PROBLEM TO SOLVE
In the records below, work out how many lines hold the word "defektu". Report the number alone.
### WORKING DATA ###
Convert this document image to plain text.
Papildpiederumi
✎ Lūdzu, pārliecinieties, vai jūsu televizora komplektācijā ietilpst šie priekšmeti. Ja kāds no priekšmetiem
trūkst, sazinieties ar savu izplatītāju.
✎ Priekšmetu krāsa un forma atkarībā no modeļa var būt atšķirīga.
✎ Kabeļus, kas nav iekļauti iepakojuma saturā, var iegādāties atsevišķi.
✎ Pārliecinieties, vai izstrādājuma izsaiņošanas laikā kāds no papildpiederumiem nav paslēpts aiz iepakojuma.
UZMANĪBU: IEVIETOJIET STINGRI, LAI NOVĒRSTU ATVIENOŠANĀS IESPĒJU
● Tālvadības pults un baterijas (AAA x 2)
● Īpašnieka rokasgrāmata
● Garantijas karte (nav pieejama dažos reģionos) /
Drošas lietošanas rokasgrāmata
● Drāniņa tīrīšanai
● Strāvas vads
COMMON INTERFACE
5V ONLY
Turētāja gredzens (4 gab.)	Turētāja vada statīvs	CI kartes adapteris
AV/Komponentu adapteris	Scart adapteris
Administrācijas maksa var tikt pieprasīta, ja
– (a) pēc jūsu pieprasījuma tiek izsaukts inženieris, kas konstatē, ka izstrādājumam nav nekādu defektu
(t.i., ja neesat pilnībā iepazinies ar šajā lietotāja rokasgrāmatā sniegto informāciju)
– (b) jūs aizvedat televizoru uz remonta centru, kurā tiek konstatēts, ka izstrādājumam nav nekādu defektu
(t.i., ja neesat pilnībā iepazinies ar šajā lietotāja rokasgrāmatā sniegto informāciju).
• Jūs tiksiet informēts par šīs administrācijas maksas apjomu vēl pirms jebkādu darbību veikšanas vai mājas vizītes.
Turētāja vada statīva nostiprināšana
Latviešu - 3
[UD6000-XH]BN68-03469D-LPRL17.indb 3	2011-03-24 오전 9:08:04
###
THE OUTPUT
2